◆ Instructions to follow: All of the records below should be output exactly.

◆ The data:
+++

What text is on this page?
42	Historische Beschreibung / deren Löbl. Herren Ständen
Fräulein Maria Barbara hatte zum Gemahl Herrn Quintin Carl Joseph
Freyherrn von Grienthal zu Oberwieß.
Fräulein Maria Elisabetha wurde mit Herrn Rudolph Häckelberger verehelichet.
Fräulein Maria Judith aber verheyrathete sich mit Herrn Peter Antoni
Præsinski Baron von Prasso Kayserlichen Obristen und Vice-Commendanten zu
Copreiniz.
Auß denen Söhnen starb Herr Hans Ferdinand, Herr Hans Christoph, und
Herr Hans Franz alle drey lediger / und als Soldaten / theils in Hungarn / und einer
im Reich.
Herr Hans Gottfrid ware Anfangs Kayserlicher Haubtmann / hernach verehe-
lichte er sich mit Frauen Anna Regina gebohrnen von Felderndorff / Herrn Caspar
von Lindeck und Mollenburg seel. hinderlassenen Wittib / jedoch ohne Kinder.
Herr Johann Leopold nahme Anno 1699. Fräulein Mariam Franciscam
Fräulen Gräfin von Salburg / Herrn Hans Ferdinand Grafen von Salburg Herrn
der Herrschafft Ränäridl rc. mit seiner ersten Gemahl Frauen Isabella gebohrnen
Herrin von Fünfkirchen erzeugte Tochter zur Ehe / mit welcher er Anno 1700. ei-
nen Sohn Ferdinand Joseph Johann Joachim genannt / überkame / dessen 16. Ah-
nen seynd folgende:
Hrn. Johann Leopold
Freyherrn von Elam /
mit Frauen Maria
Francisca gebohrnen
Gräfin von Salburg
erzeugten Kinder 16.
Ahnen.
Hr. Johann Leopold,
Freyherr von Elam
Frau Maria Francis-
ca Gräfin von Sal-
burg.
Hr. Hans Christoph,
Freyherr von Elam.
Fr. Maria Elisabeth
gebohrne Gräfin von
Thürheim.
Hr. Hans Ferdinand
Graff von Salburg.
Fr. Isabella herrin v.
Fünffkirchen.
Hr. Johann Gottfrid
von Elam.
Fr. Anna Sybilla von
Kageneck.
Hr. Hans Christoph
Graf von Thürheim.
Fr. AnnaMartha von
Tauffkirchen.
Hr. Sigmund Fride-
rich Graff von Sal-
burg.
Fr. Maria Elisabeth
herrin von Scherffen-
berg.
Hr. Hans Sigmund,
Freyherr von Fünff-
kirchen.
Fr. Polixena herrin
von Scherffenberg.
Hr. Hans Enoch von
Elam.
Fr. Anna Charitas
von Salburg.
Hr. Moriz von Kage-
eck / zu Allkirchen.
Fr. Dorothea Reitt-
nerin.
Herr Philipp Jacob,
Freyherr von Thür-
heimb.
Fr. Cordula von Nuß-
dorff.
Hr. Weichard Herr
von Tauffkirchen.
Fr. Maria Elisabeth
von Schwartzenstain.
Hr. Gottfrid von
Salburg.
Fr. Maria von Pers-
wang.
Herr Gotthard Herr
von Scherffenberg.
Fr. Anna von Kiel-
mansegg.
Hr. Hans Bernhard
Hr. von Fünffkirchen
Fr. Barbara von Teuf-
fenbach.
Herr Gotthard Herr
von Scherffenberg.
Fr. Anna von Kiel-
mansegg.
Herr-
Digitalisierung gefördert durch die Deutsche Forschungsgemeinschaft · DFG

+++

◆ Correct answer:
What text is on this page?
42	Historische Beschreibung / deren Löbl. Herren Ständen
Fräulein Maria Barbara hatte zum Gemahl Herrn Quintin Carl Joseph
Freyherrn von Grienthal zu Oberwieß.
Fräulein Maria Elisabetha wurde mit Herrn Rudolph Häckelberger verehelichet.
Fräulein Maria Judith aber verheyrathete sich mit Herrn Peter Antoni
Præsinski Baron von Prasso Kayserlichen Obristen und Vice-Commendanten zu
Copreiniz.
Auß denen Söhnen starb Herr Hans Ferdinand, Herr Hans Christoph, und
Herr Hans Franz alle drey lediger / und als Soldaten / theils in Hungarn / und einer
im Reich.
Herr Hans Gottfrid ware Anfangs Kayserlicher Haubtmann / hernach verehe-
lichte er sich mit Frauen Anna Regina gebohrnen von Felderndorff / Herrn Caspar
von Lindeck und Mollenburg seel. hinderlassenen Wittib / jedoch ohne Kinder.
Herr Johann Leopold nahme Anno 1699. Fräulein Mariam Franciscam
Fräulen Gräfin von Salburg / Herrn Hans Ferdinand Grafen von Salburg Herrn
der Herrschafft Ränäridl rc. mit seiner ersten Gemahl Frauen Isabella gebohrnen
Herrin von Fünfkirchen erzeugte Tochter zur Ehe / mit welcher er Anno 1700. ei-
nen Sohn Ferdinand Joseph Johann Joachim genannt / überkame / dessen 16. Ah-
nen seynd folgende:
Hrn. Johann Leopold
Freyherrn von Elam /
mit Frauen Maria
Francisca gebohrnen
Gräfin von Salburg
erzeugten Kinder 16.
Ahnen.
Hr. Johann Leopold,
Freyherr von Elam
Frau Maria Francis-
ca Gräfin von Sal-
burg.
Hr. Hans Christoph,
Freyherr von Elam.
Fr. Maria Elisabeth
gebohrne Gräfin von
Thürheim.
Hr. Hans Ferdinand
Graff von Salburg.
Fr. Isabella herrin v.
Fünffkirchen.
Hr. Johann Gottfrid
von Elam.
Fr. Anna Sybilla von
Kageneck.
Hr. Hans Christoph
Graf von Thürheim.
Fr. AnnaMartha von
Tauffkirchen.
Hr. Sigmund Fride-
rich Graff von Sal-
burg.
Fr. Maria Elisabeth
herrin von Scherffen-
berg.
Hr. Hans Sigmund,
Freyherr von Fünff-
kirchen.
Fr. Polixena herrin
von Scherffenberg.
Hr. Hans Enoch von
Elam.
Fr. Anna Charitas
von Salburg.
Hr. Moriz von Kage-
eck / zu Allkirchen.
Fr. Dorothea Reitt-
nerin.
Herr Philipp Jacob,
Freyherr von Thür-
heimb.
Fr. Cordula von Nuß-
dorff.
Hr. Weichard Herr
von Tauffkirchen.
Fr. Maria Elisabeth
von Schwartzenstain.
Hr. Gottfrid von
Salburg.
Fr. Maria von Pers-
wang.
Herr Gotthard Herr
von Scherffenberg.
Fr. Anna von Kiel-
mansegg.
Hr. Hans Bernhard
Hr. von Fünffkirchen
Fr. Barbara von Teuf-
fenbach.
Herr Gotthard Herr
von Scherffenberg.
Fr. Anna von Kiel-
mansegg.
Herr-
Digitalisierung gefördert durch die Deutsche Forschungsgemeinschaft · DFG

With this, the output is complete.